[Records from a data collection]
>>>>

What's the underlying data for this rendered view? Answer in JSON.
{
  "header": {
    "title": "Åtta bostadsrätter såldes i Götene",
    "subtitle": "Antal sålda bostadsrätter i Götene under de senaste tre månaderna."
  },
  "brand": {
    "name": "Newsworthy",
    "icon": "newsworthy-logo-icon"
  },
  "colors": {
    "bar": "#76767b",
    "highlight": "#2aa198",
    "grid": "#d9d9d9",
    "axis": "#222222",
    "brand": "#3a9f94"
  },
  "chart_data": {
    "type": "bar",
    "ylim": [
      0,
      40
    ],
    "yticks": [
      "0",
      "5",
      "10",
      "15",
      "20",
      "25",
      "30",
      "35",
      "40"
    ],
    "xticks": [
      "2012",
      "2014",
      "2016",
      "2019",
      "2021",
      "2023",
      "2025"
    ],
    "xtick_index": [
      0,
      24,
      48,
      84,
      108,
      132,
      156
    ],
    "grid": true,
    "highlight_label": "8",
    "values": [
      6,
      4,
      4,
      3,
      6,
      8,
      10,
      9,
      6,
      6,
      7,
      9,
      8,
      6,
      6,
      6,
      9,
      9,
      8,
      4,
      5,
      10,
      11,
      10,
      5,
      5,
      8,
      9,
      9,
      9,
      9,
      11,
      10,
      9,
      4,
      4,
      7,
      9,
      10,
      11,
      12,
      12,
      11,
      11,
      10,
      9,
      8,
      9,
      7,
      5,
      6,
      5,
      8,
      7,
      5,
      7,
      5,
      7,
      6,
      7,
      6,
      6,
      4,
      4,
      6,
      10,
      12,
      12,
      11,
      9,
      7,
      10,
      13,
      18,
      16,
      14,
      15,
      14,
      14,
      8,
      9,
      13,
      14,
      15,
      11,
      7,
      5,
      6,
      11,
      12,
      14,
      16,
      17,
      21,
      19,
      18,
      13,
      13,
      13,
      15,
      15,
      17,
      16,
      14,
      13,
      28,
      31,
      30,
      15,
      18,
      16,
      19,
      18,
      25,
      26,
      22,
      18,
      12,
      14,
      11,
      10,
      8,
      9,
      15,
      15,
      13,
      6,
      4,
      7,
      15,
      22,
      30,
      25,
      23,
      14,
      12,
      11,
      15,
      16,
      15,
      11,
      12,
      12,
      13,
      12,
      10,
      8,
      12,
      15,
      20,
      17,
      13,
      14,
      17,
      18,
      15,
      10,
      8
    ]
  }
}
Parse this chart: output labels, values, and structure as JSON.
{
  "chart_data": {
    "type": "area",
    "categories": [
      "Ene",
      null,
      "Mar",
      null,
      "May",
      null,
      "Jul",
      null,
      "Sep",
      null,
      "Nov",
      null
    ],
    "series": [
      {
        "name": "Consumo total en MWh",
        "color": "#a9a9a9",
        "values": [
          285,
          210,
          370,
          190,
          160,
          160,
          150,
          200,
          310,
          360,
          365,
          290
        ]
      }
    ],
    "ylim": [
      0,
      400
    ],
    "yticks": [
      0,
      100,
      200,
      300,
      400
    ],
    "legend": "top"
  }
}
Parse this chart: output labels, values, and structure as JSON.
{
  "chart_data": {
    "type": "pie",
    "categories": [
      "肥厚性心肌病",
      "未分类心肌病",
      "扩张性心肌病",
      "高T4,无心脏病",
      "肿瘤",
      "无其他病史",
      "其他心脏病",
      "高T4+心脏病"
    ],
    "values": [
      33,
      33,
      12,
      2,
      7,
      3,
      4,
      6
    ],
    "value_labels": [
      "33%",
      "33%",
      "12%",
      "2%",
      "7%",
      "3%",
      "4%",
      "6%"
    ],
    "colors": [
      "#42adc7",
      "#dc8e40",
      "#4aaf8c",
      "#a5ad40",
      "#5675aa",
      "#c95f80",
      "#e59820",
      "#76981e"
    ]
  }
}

<<<<

Written exercise » The records above must be repeated exactly, every one of them.

Completed exercise »
What's the underlying data for this rendered view? Answer in JSON.
{
  "header": {
    "title": "Åtta bostadsrätter såldes i Götene",
    "subtitle": "Antal sålda bostadsrätter i Götene under de senaste tre månaderna."
  },
  "brand": {
    "name": "Newsworthy",
    "icon": "newsworthy-logo-icon"
  },
  "colors": {
    "bar": "#76767b",
    "highlight": "#2aa198",
    "grid": "#d9d9d9",
    "axis": "#222222",
    "brand": "#3a9f94"
  },
  "chart_data": {
    "type": "bar",
    "ylim": [
      0,
      40
    ],
    "yticks": [
      "0",
      "5",
      "10",
      "15",
      "20",
      "25",
      "30",
      "35",
      "40"
    ],
    "xticks": [
      "2012",
      "2014",
      "2016",
      "2019",
      "2021",
      "2023",
      "2025"
    ],
    "xtick_index": [
      0,
      24,
      48,
      84,
      108,
      132,
      156
    ],
    "grid": true,
    "highlight_label": "8",
    "values": [
      6,
      4,
      4,
      3,
      6,
      8,
      10,
      9,
      6,
      6,
      7,
      9,
      8,
      6,
      6,
      6,
      9,
      9,
      8,
      4,
      5,
      10,
      11,
      10,
      5,
      5,
      8,
      9,
      9,
      9,
      9,
      11,
      10,
      9,
      4,
      4,
      7,
      9,
      10,
      11,
      12,
      12,
      11,
      11,
      10,
      9,
      8,
      9,
      7,
      5,
      6,
      5,
      8,
      7,
      5,
      7,
      5,
      7,
      6,
      7,
      6,
      6,
      4,
      4,
      6,
      10,
      12,
      12,
      11,
      9,
      7,
      10,
      13,
      18,
      16,
      14,
      15,
      14,
      14,
      8,
      9,
      13,
      14,
      15,
      11,
      7,
      5,
      6,
      11,
      12,
      14,
      16,
      17,
      21,
      19,
      18,
      13,
      13,
      13,
      15,
      15,
      17,
      16,
      14,
      13,
      28,
      31,
      30,
      15,
      18,
      16,
      19,
      18,
      25,
      26,
      22,
      18,
      12,
      14,
      11,
      10,
      8,
      9,
      15,
      15,
      13,
      6,
      4,
      7,
      15,
      22,
      30,
      25,
      23,
      14,
      12,
      11,
      15,
      16,
      15,
      11,
      12,
      12,
      13,
      12,
      10,
      8,
      12,
      15,
      20,
      17,
      13,
      14,
      17,
      18,
      15,
      10,
      8
    ]
  }
}
Parse this chart: output labels, values, and structure as JSON.
{
  "chart_data": {
    "type": "area",
    "categories": [
      "Ene",
      null,
      "Mar",
      null,
      "May",
      null,
      "Jul",
      null,
      "Sep",
      null,
      "Nov",
      null
    ],
    "series": [
      {
        "name": "Consumo total en MWh",
        "color": "#a9a9a9",
        "values": [
          285,
          210,
          370,
          190,
          160,
          160,
          150,
          200,
          310,
          360,
          365,
          290
        ]
      }
    ],
    "ylim": [
      0,
      400
    ],
    "yticks": [
      0,
      100,
      200,
      300,
      400
    ],
    "legend": "top"
  }
}
Parse this chart: output labels, values, and structure as JSON.
{
  "chart_data": {
    "type": "pie",
    "categories": [
      "肥厚性心肌病",
      "未分类心肌病",
      "扩张性心肌病",
      "高T4,无心脏病",
      "肿瘤",
      "无其他病史",
      "其他心脏病",
      "高T4+心脏病"
    ],
    "values": [
      33,
      33,
      12,
      2,
      7,
      3,
      4,
      6
    ],
    "value_labels": [
      "33%",
      "33%",
      "12%",
      "2%",
      "7%",
      "3%",
      "4%",
      "6%"
    ],
    "colors": [
      "#42adc7",
      "#dc8e40",
      "#4aaf8c",
      "#a5ad40",
      "#5675aa",
      "#c95f80",
      "#e59820",
      "#76981e"
    ]
  }
}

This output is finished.